(Collected data entries)
-*-*-
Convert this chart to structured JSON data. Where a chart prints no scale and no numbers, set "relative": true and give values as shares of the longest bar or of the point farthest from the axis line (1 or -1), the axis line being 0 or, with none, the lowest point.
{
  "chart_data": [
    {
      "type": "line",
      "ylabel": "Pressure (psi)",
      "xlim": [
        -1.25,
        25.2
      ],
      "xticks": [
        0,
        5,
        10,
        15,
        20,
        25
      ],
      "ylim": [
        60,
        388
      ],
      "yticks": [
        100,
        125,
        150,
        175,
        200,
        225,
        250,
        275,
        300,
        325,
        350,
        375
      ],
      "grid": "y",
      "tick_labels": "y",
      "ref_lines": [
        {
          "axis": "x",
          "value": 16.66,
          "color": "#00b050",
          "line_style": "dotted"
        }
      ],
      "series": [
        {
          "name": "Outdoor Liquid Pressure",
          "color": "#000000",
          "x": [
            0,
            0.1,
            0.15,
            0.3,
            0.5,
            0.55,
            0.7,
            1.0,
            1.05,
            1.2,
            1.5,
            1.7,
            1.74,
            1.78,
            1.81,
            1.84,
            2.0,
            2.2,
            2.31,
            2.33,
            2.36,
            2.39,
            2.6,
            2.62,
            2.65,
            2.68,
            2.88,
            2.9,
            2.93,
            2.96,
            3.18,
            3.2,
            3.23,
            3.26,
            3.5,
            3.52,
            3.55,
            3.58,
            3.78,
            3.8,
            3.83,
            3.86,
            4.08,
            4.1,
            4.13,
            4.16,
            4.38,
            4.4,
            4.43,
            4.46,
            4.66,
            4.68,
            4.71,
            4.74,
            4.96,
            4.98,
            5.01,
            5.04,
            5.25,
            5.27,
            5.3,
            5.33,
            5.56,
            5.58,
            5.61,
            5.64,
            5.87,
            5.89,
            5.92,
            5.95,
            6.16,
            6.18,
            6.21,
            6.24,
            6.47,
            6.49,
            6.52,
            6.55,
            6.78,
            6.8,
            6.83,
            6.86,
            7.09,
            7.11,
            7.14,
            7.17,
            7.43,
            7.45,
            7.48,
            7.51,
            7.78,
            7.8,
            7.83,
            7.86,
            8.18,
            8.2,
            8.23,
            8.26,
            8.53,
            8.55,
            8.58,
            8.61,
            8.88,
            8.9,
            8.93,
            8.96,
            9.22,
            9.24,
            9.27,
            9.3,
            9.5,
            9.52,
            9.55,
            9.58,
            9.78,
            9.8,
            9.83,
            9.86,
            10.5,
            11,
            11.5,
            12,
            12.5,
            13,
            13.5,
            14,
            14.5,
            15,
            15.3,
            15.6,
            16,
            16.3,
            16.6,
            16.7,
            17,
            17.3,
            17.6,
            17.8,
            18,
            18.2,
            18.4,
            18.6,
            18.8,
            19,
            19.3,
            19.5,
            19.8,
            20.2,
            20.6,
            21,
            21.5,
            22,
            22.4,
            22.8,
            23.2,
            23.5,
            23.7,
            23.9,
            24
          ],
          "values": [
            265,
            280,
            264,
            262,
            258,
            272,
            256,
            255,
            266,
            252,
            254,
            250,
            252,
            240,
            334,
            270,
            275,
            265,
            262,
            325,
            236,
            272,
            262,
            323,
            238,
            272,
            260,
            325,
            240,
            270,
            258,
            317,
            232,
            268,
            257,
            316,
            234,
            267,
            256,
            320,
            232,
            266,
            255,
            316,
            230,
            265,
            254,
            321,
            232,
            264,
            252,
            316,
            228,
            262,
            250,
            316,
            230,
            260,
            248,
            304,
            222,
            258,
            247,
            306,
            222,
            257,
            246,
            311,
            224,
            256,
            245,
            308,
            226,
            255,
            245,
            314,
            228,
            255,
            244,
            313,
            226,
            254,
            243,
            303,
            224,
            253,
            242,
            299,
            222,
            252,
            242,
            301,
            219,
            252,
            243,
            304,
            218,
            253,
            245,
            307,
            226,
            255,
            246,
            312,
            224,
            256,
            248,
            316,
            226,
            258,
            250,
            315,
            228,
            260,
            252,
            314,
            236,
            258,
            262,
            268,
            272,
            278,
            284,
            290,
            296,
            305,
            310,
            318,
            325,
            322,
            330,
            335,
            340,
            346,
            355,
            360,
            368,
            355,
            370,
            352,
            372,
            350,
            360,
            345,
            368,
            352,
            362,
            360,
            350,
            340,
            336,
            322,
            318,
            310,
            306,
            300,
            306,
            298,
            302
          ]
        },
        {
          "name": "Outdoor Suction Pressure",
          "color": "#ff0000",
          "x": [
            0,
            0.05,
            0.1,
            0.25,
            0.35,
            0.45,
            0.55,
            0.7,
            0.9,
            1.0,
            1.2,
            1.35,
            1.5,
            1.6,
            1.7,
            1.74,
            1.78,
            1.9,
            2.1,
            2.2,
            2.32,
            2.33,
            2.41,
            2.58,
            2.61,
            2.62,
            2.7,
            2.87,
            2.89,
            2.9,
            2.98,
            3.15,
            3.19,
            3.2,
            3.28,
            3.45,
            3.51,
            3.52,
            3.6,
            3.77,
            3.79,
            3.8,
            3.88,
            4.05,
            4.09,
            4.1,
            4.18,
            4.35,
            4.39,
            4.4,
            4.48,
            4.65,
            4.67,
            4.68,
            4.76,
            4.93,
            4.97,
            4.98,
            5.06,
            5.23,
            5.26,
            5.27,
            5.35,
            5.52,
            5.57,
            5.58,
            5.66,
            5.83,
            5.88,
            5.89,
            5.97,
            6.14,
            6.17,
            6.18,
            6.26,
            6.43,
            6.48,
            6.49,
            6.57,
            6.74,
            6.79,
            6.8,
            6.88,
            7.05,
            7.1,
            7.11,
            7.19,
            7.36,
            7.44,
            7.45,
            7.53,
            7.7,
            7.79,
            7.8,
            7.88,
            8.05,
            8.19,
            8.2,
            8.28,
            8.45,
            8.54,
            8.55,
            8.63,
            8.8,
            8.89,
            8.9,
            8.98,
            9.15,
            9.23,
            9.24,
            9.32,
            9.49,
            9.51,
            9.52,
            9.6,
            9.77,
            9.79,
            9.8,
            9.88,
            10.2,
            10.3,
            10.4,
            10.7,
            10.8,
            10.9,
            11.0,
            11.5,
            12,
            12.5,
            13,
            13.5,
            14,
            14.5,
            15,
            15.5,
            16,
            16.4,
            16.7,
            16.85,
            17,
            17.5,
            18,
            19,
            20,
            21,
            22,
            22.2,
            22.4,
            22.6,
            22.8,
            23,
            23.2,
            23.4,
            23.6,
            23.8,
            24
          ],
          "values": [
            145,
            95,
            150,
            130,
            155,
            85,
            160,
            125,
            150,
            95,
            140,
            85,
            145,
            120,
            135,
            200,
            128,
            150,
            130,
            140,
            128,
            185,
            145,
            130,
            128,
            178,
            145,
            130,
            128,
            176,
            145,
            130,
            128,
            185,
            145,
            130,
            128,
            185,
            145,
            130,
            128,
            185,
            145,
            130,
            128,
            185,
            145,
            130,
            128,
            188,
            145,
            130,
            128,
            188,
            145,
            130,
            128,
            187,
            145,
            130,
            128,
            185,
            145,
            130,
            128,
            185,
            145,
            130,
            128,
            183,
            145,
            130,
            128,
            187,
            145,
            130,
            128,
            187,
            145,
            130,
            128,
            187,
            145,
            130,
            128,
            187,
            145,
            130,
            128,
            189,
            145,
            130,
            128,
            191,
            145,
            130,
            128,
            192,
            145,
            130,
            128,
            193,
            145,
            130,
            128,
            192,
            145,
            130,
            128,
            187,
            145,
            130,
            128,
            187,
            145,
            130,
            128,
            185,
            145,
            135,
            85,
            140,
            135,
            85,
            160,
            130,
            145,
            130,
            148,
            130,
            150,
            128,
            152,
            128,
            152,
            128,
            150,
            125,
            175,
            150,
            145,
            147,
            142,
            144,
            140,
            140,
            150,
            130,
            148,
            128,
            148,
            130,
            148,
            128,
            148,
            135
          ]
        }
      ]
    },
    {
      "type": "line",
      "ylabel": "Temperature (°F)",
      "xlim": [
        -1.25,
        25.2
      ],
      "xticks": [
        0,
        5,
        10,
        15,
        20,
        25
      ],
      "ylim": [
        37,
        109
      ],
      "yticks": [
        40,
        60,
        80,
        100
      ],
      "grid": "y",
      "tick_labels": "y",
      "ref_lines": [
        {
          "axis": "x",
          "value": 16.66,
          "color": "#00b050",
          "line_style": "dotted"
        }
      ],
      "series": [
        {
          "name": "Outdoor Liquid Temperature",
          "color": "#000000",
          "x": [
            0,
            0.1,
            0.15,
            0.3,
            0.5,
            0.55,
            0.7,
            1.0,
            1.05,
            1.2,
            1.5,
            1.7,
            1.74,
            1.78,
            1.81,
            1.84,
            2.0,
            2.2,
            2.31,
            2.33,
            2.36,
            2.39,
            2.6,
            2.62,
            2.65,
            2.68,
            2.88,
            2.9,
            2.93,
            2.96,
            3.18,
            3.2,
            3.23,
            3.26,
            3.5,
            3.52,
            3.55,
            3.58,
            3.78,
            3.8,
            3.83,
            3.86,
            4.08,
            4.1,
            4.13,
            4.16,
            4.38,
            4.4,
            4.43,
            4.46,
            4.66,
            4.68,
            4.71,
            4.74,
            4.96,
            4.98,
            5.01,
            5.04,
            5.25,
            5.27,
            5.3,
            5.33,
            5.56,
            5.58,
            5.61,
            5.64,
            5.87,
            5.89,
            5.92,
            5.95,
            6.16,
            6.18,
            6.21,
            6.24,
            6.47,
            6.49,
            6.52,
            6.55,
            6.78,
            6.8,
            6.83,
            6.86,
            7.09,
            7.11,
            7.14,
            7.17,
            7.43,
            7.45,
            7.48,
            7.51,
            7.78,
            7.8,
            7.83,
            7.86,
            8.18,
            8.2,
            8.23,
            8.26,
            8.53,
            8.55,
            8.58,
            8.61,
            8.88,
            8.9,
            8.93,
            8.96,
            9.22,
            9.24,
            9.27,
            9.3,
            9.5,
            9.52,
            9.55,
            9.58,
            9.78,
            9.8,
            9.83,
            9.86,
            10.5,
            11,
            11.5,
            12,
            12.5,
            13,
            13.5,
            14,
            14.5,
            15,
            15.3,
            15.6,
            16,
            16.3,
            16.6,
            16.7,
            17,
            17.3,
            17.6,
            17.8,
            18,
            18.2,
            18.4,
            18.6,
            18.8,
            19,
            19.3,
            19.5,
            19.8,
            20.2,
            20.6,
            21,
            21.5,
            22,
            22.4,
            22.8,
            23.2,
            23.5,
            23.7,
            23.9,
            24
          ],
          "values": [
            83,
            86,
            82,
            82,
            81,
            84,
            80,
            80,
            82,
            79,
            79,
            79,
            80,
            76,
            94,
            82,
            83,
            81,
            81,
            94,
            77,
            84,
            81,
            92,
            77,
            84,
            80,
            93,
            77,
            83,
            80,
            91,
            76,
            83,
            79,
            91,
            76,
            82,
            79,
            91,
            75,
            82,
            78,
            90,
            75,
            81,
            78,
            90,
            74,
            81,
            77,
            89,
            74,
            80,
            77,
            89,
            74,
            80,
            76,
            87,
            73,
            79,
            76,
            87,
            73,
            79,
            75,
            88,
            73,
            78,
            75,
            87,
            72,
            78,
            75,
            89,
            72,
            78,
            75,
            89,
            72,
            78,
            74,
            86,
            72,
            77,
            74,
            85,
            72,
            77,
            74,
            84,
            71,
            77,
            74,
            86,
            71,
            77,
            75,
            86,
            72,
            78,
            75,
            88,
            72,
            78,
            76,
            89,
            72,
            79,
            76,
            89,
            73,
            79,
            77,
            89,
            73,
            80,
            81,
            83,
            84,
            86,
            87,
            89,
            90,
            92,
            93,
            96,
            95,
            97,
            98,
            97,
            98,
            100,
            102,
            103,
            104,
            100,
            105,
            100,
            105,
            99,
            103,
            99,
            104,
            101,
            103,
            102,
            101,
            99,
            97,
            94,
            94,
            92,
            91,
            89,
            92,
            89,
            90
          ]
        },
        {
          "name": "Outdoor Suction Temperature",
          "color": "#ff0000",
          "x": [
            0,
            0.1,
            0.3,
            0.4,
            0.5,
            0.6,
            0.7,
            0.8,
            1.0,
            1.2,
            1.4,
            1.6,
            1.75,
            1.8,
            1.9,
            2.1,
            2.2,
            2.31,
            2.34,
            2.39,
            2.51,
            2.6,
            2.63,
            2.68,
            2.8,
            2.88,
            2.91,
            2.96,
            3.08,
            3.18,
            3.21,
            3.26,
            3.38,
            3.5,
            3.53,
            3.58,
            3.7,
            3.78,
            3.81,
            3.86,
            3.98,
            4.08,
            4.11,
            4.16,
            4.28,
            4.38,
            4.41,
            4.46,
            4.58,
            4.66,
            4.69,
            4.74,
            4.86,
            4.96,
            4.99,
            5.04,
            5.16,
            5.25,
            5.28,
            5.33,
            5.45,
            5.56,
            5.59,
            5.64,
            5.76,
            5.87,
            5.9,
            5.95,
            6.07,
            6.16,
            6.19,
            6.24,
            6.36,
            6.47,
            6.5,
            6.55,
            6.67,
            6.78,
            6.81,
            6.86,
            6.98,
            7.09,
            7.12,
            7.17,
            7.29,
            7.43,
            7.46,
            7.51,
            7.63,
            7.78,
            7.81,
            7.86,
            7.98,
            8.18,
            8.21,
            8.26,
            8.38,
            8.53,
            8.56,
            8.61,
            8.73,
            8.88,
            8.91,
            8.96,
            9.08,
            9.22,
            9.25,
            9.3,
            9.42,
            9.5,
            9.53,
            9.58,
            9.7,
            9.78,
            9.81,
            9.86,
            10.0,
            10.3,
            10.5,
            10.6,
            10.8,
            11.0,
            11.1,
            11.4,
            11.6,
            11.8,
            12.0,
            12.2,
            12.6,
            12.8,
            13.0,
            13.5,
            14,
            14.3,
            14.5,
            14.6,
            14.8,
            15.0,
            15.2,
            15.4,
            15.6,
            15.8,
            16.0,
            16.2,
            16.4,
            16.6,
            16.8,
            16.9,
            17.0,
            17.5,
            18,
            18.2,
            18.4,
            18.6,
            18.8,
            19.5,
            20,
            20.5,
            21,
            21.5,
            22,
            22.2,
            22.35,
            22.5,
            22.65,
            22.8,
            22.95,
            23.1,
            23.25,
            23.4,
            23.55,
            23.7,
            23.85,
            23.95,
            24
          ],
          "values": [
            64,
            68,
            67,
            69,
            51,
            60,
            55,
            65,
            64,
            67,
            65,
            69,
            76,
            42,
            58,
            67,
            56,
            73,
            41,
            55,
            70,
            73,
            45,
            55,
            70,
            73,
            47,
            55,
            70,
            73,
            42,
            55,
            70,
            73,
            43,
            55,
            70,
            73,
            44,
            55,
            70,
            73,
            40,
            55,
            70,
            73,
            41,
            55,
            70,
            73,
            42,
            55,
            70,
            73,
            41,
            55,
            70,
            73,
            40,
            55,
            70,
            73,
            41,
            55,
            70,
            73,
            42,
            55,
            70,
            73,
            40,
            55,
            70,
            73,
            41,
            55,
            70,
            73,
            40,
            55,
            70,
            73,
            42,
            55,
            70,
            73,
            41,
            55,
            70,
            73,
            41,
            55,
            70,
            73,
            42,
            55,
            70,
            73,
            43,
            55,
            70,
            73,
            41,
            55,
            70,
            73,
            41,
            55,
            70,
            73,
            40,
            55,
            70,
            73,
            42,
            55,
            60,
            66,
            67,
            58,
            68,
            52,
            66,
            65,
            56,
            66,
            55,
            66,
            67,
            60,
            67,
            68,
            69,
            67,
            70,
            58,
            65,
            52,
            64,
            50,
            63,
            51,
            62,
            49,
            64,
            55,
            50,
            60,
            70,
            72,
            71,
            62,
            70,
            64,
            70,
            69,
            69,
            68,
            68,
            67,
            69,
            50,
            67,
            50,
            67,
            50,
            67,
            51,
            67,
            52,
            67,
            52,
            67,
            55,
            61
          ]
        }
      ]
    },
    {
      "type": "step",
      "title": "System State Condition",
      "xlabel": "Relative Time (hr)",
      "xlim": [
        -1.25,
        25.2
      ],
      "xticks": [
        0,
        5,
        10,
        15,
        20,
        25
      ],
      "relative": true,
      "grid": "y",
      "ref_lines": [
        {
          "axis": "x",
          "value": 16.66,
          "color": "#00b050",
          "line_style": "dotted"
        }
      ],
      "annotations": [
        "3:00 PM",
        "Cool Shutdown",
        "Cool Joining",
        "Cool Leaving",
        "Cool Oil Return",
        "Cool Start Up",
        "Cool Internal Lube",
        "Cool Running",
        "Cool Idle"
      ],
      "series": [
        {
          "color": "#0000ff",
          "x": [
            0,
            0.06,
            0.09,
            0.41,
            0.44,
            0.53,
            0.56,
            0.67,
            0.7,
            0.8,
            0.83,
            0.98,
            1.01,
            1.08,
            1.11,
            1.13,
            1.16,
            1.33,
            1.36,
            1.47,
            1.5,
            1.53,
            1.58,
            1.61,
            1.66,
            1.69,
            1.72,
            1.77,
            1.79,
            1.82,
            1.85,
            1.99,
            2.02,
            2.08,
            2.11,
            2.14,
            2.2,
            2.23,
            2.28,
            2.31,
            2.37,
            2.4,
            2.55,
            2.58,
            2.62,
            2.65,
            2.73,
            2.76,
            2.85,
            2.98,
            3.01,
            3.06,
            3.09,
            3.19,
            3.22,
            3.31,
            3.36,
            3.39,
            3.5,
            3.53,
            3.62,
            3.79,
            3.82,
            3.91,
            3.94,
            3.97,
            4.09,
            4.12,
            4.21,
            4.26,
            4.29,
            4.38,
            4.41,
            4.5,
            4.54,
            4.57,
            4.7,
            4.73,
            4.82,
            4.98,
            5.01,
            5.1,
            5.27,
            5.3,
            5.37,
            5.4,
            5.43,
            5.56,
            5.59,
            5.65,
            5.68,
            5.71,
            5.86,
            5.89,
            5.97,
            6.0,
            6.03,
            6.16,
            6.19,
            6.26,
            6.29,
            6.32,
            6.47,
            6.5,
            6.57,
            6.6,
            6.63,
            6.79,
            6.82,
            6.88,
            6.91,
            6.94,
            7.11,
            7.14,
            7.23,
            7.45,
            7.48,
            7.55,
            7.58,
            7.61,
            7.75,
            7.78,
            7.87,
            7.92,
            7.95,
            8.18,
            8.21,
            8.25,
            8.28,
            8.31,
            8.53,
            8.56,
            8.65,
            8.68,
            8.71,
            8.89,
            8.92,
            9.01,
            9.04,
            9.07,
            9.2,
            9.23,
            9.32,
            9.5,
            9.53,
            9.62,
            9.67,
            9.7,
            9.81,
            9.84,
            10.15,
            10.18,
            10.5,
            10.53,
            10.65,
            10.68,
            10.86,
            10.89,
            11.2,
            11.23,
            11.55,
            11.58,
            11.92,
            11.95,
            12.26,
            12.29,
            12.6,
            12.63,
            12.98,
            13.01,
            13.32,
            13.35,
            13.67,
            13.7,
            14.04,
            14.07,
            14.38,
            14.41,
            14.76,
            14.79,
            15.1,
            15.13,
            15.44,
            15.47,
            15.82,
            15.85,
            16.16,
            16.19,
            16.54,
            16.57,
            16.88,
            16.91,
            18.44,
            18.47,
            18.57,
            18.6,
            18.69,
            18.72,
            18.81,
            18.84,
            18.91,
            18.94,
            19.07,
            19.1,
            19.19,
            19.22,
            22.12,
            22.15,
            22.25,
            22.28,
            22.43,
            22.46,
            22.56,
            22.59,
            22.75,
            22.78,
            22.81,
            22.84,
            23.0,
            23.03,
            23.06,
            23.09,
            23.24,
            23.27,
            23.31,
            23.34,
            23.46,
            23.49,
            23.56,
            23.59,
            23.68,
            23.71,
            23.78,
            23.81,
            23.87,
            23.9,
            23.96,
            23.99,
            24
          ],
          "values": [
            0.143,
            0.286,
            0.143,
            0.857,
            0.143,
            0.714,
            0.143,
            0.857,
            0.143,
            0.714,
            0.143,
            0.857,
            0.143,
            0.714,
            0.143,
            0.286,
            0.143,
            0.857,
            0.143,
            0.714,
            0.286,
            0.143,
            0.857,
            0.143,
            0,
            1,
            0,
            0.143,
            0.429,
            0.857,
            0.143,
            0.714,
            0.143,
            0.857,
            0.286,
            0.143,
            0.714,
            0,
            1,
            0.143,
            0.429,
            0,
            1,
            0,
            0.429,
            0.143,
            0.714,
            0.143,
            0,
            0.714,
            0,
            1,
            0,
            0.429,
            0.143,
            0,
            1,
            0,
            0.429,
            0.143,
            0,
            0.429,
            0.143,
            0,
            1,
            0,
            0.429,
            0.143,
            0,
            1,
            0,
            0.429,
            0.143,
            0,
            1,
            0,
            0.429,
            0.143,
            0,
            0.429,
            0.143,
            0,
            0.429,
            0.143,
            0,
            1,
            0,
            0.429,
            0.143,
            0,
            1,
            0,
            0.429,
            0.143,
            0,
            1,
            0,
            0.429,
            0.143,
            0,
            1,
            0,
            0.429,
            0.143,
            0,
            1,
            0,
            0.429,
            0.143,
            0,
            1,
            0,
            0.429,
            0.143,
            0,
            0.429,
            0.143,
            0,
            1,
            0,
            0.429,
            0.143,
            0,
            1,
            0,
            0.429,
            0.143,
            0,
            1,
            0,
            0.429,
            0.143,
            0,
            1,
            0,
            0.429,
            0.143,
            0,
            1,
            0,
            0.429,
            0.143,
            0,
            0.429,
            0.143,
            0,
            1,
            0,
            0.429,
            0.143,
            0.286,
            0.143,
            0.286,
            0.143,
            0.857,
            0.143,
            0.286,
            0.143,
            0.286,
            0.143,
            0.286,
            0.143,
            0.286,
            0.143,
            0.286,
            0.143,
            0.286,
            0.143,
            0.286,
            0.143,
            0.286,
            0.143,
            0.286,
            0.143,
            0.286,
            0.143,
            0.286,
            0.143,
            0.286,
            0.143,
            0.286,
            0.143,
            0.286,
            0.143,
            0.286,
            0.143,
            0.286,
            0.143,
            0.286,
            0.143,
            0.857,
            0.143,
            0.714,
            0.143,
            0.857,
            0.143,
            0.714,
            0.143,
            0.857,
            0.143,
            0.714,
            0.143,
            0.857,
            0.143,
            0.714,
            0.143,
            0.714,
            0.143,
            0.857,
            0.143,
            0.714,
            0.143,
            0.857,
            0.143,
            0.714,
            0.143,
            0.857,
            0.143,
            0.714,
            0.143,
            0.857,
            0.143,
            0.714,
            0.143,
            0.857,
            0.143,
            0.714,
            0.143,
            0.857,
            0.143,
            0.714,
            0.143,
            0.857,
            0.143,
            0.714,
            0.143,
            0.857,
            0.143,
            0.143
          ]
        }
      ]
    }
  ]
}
-*-*-
*SHORT TASK*: Look through the lines above and collect those with the word "ylabel".

*CORRECT RESPONSE*:
      "ylabel": "Pressure (psi)",
      "ylabel": "Temperature (°F)",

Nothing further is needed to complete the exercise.